Directions
All lines in the data bearing the string "SRMTID" should be identified and copied.
++++ Provided records ++++
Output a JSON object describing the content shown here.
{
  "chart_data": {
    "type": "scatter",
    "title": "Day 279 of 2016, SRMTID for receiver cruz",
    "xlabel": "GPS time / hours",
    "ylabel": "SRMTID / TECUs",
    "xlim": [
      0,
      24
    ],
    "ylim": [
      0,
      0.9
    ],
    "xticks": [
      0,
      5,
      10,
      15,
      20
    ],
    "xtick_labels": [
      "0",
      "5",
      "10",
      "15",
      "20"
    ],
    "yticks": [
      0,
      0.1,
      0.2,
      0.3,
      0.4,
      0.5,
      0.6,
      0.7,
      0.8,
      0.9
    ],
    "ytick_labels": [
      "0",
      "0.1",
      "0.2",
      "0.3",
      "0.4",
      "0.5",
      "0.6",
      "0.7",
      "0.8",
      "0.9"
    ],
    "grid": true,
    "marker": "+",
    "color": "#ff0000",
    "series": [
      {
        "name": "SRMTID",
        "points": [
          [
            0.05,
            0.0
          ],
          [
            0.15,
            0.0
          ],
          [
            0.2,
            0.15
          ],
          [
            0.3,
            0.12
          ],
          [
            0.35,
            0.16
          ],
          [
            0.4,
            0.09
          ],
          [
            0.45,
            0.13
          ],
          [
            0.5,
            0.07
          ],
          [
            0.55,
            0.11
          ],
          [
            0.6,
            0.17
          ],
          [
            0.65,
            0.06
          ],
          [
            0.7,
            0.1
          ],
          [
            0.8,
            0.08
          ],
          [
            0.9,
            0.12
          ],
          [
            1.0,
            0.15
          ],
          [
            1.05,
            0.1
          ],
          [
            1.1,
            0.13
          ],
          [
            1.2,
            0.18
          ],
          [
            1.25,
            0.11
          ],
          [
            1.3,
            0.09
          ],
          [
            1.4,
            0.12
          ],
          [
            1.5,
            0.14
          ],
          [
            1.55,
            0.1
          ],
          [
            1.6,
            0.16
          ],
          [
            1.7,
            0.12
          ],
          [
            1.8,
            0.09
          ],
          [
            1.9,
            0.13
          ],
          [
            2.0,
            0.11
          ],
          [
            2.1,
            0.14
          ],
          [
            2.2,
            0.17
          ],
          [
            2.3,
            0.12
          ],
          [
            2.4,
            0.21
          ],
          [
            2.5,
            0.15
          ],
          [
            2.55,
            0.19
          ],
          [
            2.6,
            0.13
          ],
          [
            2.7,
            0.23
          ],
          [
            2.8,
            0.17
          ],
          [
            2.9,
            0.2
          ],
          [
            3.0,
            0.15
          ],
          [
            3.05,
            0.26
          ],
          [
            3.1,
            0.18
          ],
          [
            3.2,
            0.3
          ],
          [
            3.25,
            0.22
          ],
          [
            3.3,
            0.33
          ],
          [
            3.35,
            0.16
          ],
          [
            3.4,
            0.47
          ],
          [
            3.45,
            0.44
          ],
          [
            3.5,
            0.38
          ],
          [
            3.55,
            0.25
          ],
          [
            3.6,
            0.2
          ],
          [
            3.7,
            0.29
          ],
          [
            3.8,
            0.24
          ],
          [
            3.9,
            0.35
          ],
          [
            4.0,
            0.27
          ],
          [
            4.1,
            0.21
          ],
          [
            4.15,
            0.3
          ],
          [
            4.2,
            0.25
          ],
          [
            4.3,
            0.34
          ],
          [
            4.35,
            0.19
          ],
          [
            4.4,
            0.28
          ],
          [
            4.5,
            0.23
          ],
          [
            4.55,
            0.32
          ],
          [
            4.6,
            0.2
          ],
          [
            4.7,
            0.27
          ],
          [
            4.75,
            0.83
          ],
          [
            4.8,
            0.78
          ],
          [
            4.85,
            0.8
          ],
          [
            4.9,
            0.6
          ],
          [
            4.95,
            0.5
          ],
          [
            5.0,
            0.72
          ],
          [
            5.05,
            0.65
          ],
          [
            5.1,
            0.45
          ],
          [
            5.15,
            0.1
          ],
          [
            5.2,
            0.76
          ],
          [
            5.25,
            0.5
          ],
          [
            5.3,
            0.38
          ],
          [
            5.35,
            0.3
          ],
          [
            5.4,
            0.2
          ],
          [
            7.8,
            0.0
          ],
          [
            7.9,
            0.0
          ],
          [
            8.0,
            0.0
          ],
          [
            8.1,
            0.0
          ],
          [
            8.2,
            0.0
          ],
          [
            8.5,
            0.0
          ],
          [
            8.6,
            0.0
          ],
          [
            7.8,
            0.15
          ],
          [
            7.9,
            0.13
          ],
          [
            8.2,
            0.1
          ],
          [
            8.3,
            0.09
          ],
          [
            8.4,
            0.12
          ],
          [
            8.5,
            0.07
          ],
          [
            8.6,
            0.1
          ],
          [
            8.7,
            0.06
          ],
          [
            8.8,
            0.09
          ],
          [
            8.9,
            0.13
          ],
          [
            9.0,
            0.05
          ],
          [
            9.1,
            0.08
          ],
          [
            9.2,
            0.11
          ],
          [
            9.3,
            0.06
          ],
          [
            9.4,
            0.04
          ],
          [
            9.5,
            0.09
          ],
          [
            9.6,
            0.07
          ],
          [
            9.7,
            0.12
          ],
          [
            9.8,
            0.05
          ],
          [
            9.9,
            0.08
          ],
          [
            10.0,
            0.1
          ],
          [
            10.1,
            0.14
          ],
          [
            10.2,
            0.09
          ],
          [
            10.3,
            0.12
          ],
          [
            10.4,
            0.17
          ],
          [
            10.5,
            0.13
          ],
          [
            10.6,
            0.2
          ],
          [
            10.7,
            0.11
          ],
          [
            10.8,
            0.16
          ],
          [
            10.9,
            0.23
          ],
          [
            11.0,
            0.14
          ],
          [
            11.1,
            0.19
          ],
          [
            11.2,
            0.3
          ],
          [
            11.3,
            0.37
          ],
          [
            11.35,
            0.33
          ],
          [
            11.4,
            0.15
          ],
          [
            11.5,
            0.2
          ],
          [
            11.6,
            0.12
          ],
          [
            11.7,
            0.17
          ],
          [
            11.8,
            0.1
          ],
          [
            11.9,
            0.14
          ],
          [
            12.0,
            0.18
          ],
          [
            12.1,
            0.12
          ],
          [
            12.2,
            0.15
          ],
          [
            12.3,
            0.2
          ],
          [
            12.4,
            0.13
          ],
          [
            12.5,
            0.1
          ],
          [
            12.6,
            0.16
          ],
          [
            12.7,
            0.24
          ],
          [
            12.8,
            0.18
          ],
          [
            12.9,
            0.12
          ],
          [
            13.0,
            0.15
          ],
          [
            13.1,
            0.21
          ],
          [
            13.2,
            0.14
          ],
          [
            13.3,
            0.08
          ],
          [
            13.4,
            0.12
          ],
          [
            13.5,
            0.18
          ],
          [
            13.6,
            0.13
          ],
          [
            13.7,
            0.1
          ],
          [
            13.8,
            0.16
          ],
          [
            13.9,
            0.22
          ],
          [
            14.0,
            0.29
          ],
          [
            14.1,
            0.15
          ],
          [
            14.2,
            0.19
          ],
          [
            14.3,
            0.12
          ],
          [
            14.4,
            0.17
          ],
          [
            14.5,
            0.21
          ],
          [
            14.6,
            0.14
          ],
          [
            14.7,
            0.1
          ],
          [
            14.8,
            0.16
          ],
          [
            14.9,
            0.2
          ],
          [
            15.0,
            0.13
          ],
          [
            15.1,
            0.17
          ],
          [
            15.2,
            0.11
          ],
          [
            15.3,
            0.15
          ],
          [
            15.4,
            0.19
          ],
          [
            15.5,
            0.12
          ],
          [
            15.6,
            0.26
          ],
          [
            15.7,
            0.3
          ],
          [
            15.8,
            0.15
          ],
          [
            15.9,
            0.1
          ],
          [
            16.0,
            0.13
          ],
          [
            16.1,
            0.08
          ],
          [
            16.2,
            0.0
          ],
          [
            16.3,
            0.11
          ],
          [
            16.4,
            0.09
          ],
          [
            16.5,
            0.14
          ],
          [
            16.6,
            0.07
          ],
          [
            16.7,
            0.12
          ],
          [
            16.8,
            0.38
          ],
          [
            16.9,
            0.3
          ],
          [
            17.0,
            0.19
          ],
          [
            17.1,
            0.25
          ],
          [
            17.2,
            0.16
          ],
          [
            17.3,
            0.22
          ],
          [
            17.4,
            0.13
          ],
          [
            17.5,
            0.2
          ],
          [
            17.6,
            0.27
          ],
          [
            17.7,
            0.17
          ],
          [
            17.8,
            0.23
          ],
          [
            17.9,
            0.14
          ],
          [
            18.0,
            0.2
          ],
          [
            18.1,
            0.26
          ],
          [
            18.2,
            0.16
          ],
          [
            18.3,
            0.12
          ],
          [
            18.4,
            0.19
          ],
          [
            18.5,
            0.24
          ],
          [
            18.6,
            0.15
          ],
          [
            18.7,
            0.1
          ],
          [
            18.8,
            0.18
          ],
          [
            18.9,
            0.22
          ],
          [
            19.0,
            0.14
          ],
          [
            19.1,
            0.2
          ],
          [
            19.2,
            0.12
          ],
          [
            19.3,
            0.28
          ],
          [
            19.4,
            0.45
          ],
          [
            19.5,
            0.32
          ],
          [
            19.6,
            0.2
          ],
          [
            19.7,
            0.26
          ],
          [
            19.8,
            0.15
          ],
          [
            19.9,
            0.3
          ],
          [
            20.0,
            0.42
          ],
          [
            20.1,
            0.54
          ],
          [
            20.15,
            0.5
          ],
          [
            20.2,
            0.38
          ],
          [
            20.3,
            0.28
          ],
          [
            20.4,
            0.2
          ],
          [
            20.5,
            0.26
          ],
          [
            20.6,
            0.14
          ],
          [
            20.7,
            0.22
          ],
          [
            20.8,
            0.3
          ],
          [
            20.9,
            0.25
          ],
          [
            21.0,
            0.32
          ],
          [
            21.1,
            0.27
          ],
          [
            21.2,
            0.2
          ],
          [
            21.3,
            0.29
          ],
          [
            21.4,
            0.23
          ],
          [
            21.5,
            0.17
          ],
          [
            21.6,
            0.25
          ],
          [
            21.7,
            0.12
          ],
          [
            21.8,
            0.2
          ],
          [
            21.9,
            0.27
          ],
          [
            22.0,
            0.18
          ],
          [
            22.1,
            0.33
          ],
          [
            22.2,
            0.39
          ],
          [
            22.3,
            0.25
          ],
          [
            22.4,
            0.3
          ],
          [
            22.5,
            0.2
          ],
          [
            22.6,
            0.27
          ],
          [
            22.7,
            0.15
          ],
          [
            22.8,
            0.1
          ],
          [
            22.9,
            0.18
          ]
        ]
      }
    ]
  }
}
++++
Answer in full
    "title": "Day 279 of 2016, SRMTID for receiver cruz",
    "ylabel": "SRMTID / TECUs",
        "name": "SRMTID",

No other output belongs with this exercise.